_To do_
Pull every line that holds the word "Ernesto" from the entries.
___ Data for this task ___
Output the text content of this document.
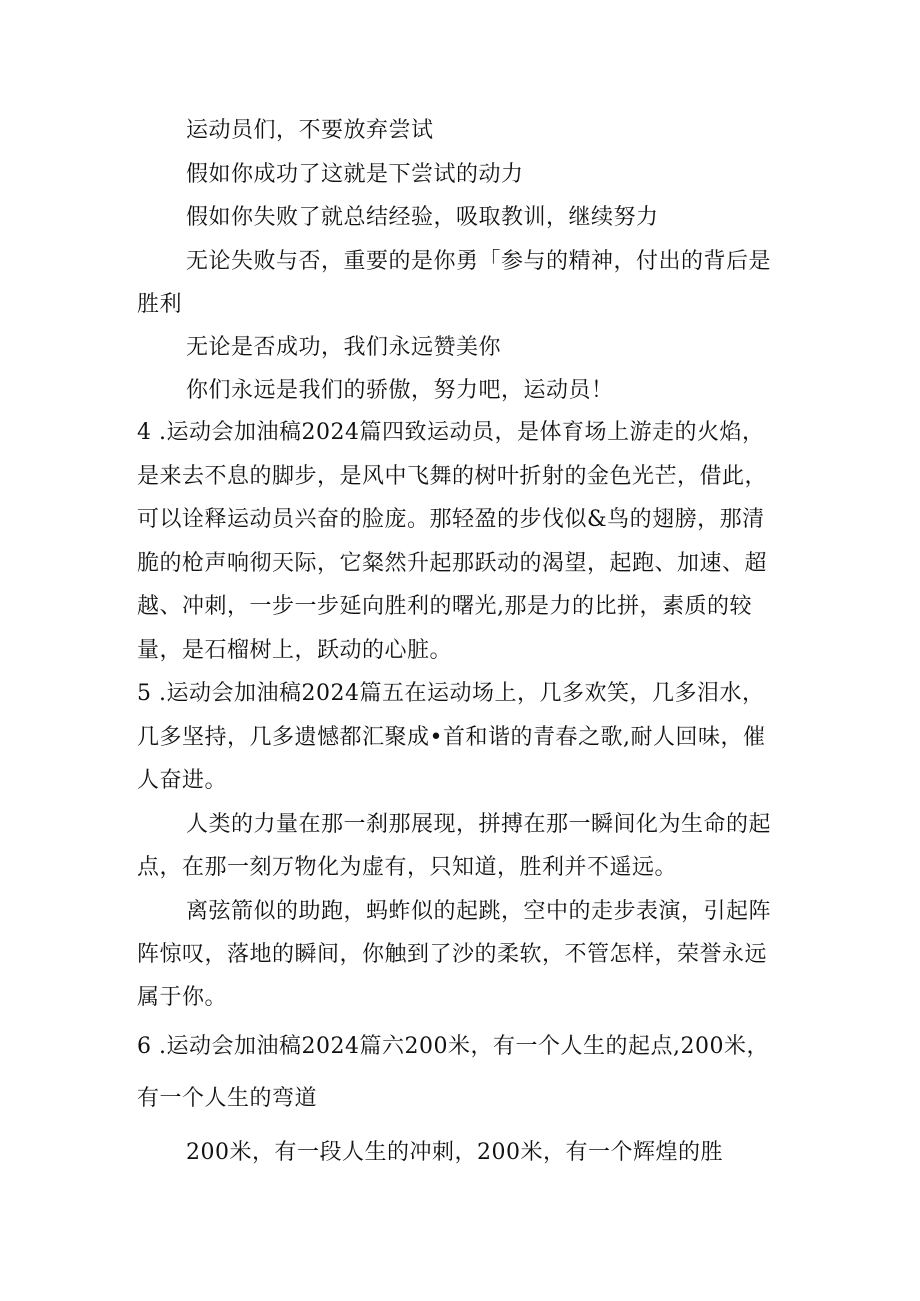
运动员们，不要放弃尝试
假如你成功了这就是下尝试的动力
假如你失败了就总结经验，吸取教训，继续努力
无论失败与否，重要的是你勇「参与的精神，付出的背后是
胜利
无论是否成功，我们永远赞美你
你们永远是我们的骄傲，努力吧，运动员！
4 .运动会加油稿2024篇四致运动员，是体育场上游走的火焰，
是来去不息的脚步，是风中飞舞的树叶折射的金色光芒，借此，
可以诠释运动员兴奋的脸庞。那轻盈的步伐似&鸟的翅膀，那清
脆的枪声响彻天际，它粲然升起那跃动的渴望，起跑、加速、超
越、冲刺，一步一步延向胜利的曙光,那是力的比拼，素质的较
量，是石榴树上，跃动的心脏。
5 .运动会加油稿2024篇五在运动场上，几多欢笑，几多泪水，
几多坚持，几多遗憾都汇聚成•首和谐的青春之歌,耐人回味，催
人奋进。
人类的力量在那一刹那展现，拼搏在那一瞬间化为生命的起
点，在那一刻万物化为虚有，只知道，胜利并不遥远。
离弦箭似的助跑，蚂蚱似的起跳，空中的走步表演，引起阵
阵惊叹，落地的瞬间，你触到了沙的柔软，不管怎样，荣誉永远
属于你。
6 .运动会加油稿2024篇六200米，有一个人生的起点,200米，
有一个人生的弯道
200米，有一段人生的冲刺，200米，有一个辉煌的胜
___
___ Data for this task ___
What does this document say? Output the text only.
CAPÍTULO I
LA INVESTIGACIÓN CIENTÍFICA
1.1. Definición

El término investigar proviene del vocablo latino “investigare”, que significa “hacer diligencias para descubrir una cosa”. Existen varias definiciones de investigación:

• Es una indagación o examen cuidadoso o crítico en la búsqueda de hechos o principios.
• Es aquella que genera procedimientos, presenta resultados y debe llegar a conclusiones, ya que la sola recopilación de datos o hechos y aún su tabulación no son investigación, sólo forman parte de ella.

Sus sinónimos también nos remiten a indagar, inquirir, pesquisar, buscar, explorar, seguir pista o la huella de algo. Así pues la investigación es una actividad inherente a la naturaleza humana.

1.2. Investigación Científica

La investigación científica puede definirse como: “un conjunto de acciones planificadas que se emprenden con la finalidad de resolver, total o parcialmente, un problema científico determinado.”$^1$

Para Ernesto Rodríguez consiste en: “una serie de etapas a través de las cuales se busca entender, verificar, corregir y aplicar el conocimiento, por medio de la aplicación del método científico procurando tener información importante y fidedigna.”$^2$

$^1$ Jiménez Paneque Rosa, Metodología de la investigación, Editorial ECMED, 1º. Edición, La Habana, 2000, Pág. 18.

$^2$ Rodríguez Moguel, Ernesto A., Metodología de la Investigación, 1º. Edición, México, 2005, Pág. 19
___
_Full output_
Para Ernesto Rodríguez consiste en: “una serie de etapas a través de las cuales se busca entender, verificar, corregir y aplicar el conocimiento, por medio de la aplicación del método científico procurando tener información importante y fidedigna.”$^2$
$^2$ Rodríguez Moguel, Ernesto A., Metodología de la Investigación, 1º. Edición, México, 2005, Pág. 19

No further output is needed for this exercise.